Goal of the exercise
Pick out every line in the data below that holds "淤泥堆积".

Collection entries
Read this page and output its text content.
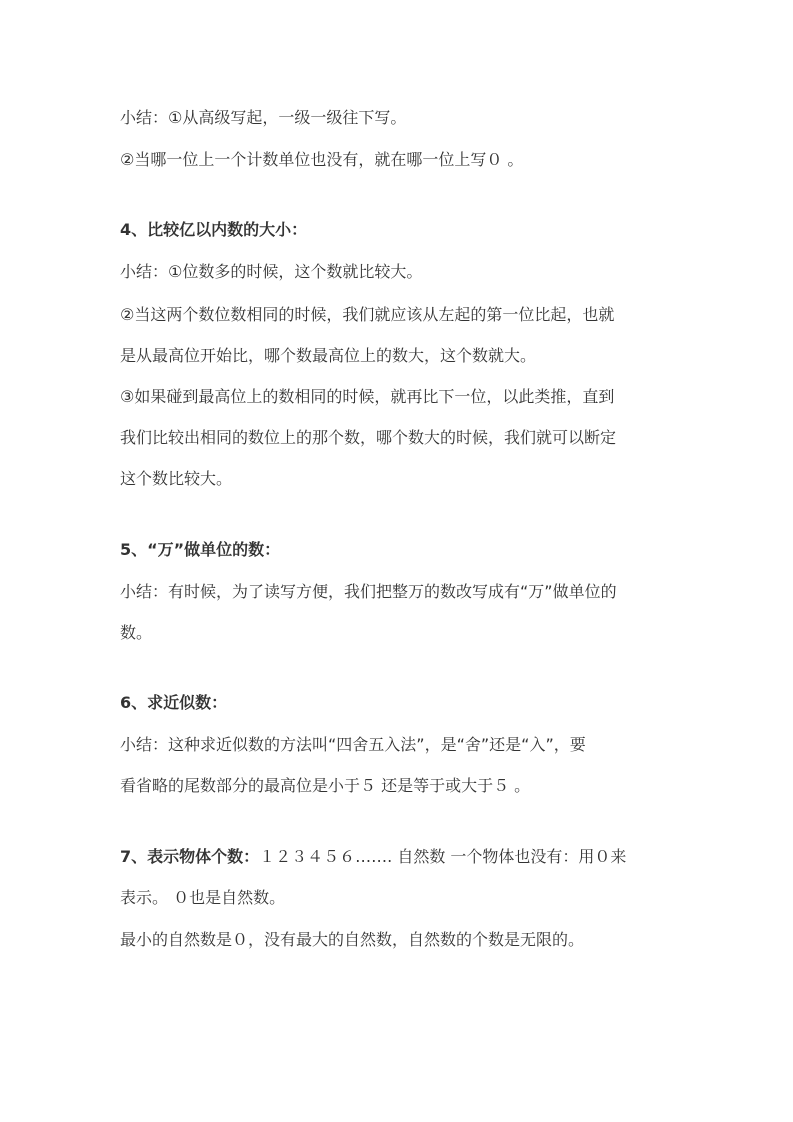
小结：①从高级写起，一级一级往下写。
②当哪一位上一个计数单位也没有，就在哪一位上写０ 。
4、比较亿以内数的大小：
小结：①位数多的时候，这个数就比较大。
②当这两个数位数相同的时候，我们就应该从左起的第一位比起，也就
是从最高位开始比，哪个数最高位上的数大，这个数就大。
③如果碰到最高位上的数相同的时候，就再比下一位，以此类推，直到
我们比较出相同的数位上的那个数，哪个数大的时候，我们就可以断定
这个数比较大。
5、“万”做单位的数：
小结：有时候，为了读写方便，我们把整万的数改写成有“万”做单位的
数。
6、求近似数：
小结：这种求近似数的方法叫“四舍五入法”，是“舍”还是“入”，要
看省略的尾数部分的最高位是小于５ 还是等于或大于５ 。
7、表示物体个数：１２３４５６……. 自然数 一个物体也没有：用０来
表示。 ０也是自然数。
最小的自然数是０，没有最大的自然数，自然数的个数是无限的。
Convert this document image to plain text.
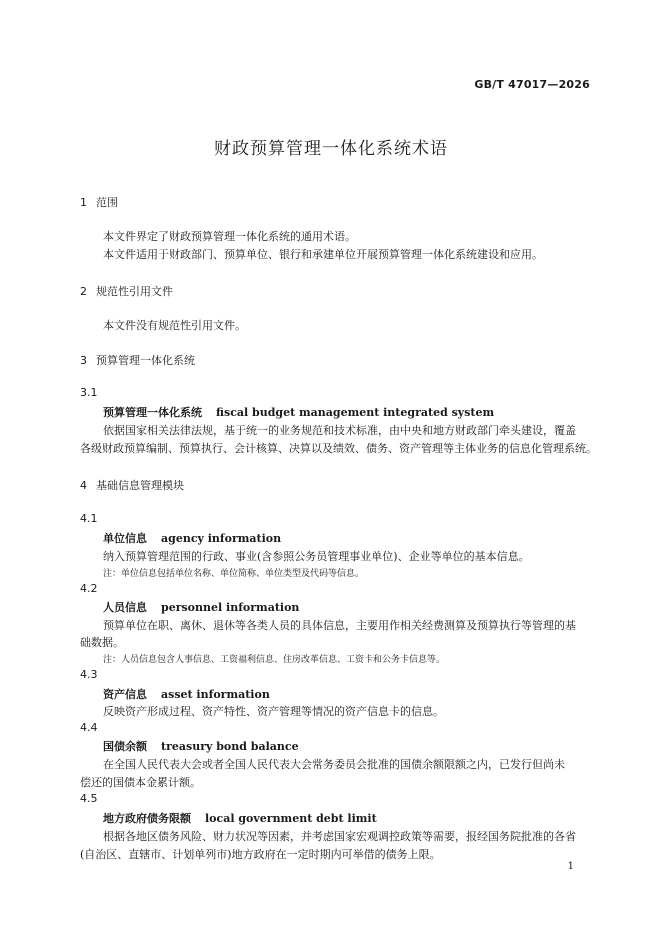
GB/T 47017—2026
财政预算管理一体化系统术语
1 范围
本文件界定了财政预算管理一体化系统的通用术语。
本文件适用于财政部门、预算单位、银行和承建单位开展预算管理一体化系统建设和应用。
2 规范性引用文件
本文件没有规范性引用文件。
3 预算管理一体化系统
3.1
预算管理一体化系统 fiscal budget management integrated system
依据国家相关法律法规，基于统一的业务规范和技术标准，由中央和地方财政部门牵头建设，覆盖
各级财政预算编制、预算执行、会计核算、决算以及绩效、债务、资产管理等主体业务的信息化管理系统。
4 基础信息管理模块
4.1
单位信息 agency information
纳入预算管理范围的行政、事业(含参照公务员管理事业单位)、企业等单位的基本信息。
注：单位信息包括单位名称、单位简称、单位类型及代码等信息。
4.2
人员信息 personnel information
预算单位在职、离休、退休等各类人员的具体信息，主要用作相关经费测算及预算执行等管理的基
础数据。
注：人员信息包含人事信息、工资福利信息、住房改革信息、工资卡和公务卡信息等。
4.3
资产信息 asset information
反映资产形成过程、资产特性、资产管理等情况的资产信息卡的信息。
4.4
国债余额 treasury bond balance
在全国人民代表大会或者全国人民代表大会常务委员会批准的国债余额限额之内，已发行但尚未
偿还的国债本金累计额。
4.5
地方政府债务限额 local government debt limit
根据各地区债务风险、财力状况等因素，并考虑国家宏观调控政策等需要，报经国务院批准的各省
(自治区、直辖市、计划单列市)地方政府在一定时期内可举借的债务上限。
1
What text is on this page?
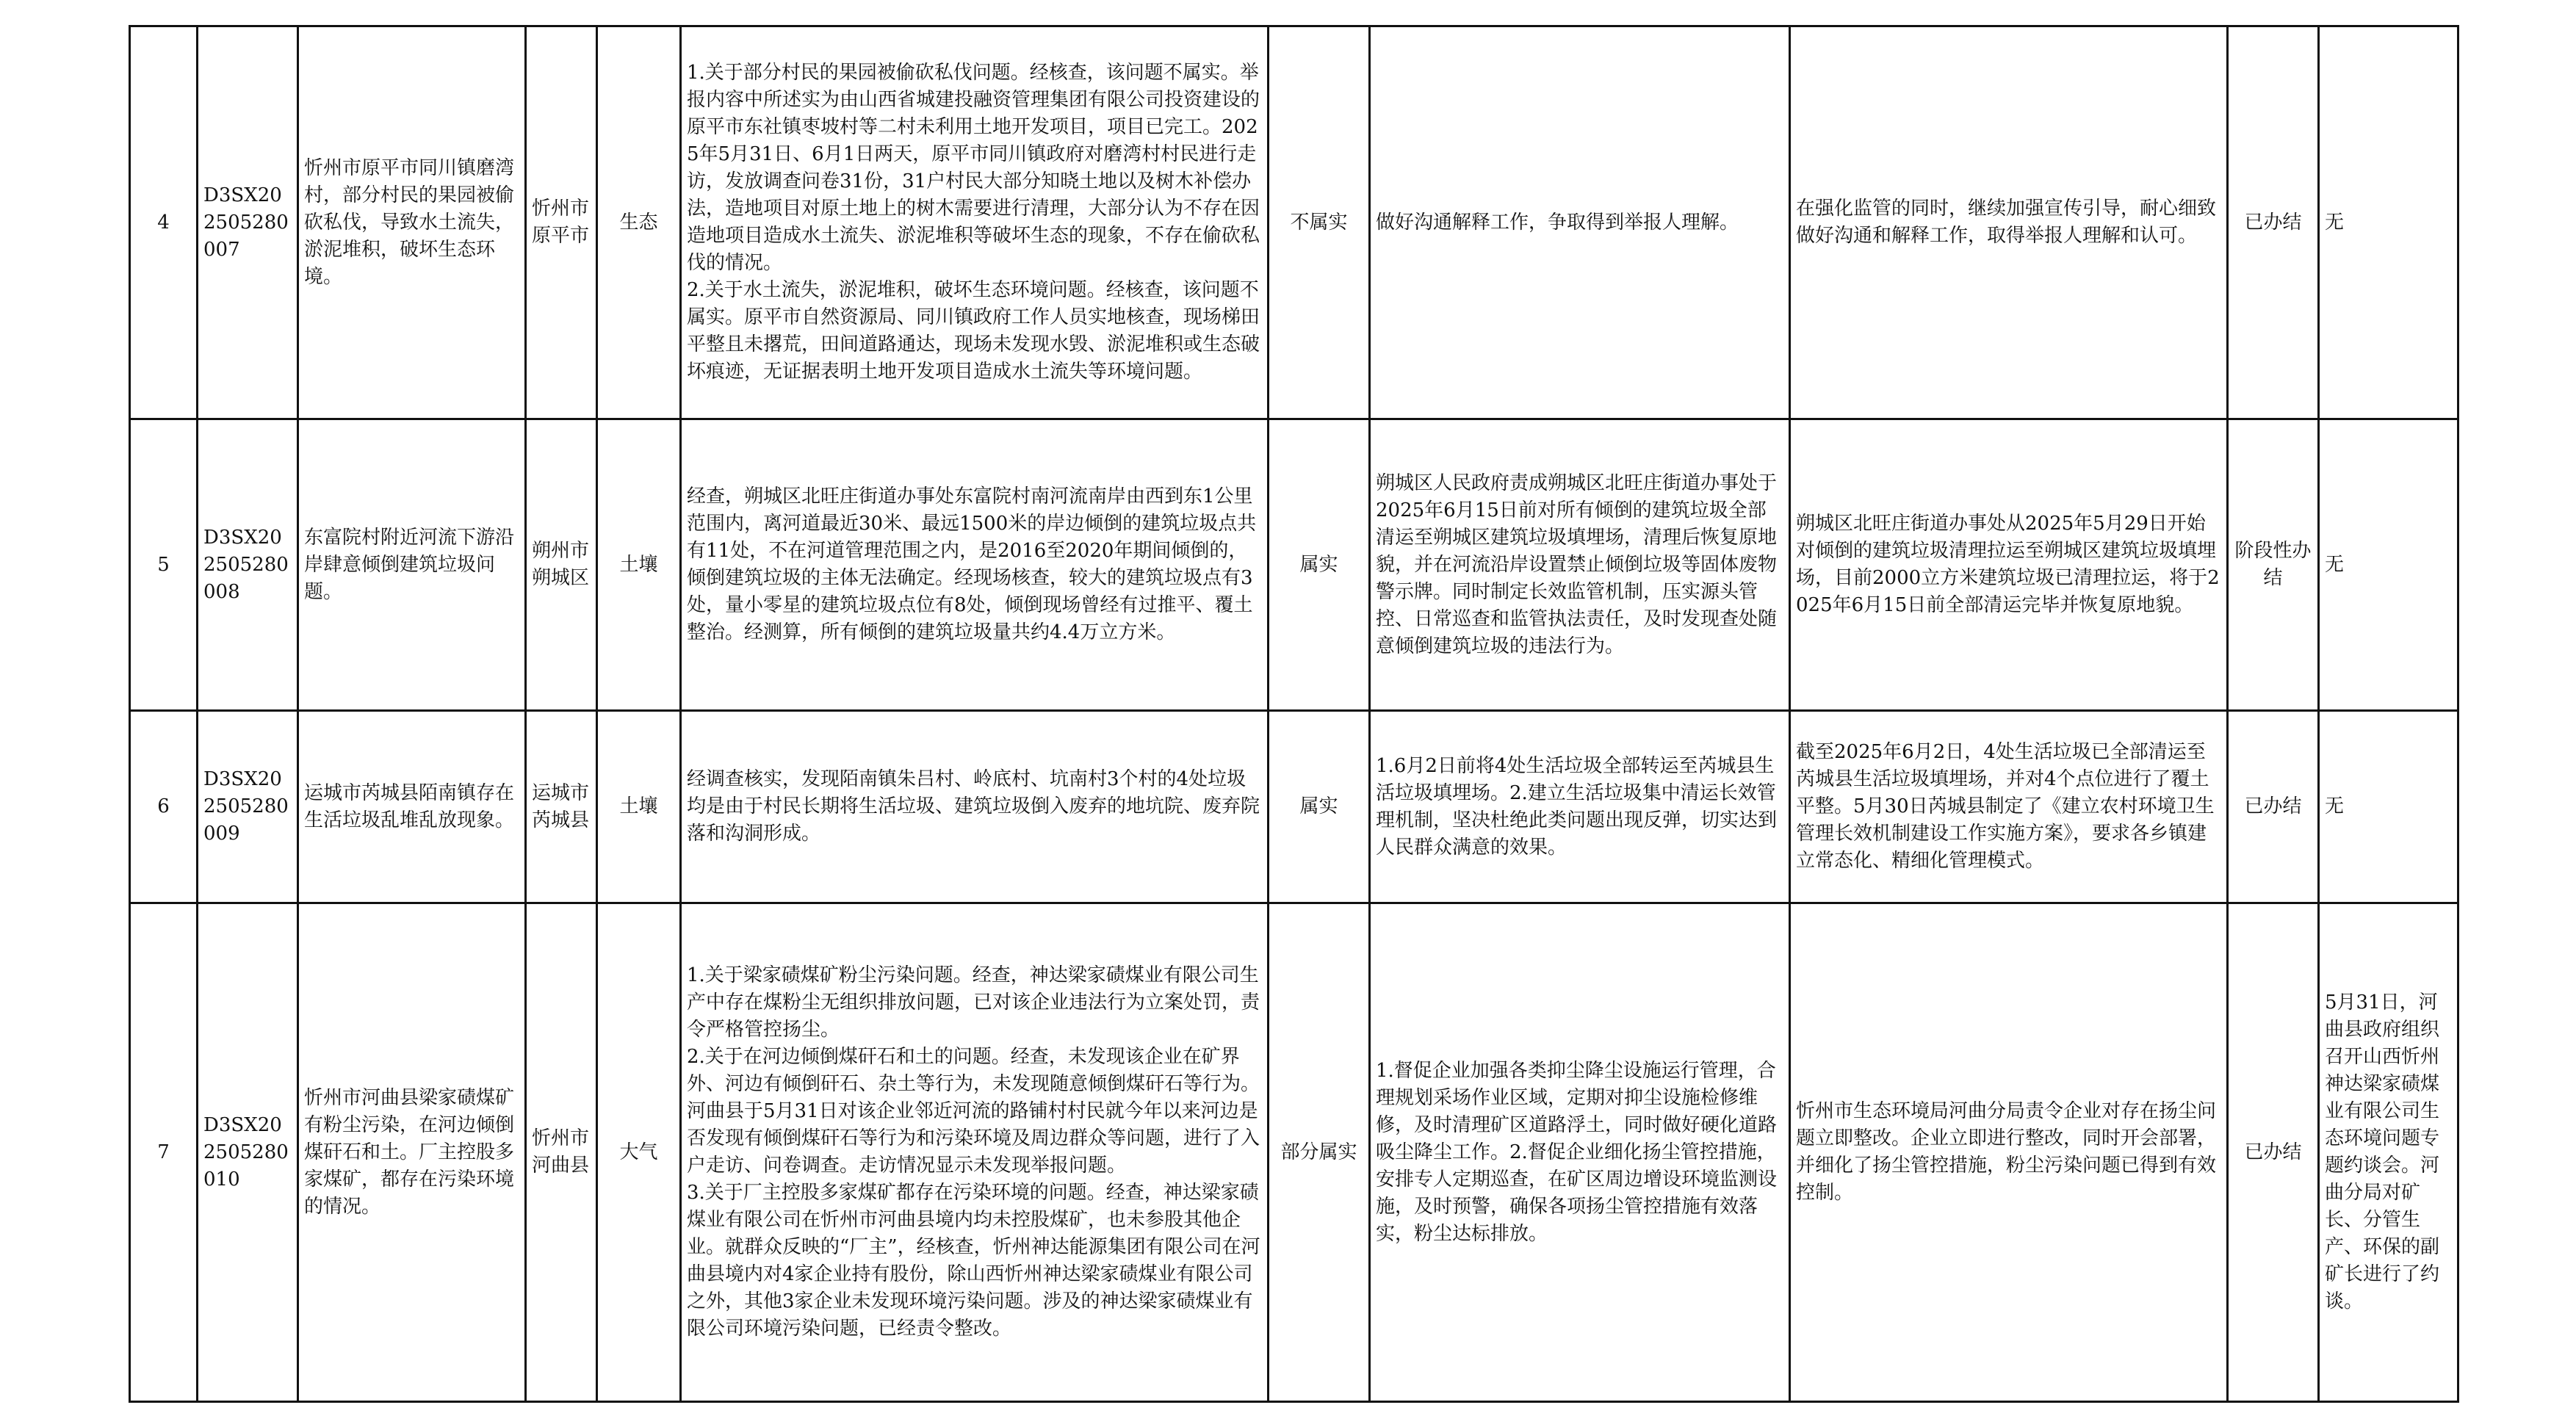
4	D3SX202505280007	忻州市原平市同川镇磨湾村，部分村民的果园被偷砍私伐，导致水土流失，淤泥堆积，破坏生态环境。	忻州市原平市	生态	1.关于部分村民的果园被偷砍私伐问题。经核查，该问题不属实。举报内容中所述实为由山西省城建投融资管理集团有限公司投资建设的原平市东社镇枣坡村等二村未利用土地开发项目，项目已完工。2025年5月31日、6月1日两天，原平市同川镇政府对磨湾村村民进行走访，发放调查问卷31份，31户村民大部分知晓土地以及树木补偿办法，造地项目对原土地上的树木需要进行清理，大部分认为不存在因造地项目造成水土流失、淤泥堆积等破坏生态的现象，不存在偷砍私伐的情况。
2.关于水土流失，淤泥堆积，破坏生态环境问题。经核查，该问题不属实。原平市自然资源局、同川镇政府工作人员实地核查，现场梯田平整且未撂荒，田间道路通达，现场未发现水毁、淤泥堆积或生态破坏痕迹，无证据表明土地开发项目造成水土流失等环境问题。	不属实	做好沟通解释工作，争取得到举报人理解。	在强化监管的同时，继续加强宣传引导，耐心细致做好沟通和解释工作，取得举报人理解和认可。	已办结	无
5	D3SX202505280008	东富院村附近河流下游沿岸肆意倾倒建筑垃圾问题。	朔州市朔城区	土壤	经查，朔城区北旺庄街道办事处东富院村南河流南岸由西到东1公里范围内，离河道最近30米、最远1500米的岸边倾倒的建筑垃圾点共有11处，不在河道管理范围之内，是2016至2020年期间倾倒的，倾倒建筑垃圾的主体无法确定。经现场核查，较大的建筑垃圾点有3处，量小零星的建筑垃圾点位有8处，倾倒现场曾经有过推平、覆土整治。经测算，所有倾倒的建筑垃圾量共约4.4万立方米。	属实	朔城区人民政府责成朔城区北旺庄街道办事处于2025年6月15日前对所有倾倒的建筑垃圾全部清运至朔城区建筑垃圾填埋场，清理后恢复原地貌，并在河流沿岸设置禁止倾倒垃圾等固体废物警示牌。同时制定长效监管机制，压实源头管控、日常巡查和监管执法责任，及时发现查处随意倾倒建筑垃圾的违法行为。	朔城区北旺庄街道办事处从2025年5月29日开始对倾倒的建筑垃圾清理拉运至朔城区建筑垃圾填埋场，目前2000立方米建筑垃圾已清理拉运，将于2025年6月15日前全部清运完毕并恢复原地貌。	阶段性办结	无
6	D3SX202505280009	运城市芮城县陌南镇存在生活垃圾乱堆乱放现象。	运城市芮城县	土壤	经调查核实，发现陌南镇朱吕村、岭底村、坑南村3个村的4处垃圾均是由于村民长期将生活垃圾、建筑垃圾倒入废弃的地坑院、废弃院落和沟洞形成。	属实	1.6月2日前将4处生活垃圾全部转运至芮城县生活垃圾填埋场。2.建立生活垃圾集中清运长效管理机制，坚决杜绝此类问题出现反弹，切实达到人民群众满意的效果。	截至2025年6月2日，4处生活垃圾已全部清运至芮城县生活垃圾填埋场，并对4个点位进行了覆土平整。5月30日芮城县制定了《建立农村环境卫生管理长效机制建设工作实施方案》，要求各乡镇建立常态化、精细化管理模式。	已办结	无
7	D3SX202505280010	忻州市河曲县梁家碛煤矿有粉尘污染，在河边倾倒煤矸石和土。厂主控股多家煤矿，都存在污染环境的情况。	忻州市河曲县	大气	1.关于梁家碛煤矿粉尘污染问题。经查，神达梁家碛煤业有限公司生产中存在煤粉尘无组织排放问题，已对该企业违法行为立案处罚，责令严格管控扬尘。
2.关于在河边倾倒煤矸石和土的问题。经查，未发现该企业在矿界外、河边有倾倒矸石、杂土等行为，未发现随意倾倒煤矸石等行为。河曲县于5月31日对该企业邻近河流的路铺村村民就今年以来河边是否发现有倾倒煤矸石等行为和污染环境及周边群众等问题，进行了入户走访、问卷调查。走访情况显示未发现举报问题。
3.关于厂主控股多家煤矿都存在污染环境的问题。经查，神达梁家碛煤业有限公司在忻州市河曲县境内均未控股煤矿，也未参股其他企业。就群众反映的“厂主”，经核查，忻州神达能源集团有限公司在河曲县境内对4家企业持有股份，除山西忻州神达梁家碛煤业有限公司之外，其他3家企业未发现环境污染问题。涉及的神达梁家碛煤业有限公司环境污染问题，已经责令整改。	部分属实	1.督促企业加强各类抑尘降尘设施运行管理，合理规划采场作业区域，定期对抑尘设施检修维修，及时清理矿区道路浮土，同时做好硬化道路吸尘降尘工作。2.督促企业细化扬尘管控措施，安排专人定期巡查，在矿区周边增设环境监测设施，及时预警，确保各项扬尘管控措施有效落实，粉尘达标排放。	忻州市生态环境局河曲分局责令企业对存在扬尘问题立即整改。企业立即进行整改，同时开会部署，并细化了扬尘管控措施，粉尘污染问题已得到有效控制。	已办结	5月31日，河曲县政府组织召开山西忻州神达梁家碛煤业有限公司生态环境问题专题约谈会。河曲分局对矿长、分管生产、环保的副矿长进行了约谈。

Solution for this exercise
4	D3SX202505280007	忻州市原平市同川镇磨湾村，部分村民的果园被偷砍私伐，导致水土流失，淤泥堆积，破坏生态环境。	忻州市原平市	生态	1.关于部分村民的果园被偷砍私伐问题。经核查，该问题不属实。举报内容中所述实为由山西省城建投融资管理集团有限公司投资建设的原平市东社镇枣坡村等二村未利用土地开发项目，项目已完工。2025年5月31日、6月1日两天，原平市同川镇政府对磨湾村村民进行走访，发放调查问卷31份，31户村民大部分知晓土地以及树木补偿办法，造地项目对原土地上的树木需要进行清理，大部分认为不存在因造地项目造成水土流失、淤泥堆积等破坏生态的现象，不存在偷砍私伐的情况。
2.关于水土流失，淤泥堆积，破坏生态环境问题。经核查，该问题不属实。原平市自然资源局、同川镇政府工作人员实地核查，现场梯田平整且未撂荒，田间道路通达，现场未发现水毁、淤泥堆积或生态破坏痕迹，无证据表明土地开发项目造成水土流失等环境问题。	不属实	做好沟通解释工作，争取得到举报人理解。	在强化监管的同时，继续加强宣传引导，耐心细致做好沟通和解释工作，取得举报人理解和认可。	已办结	无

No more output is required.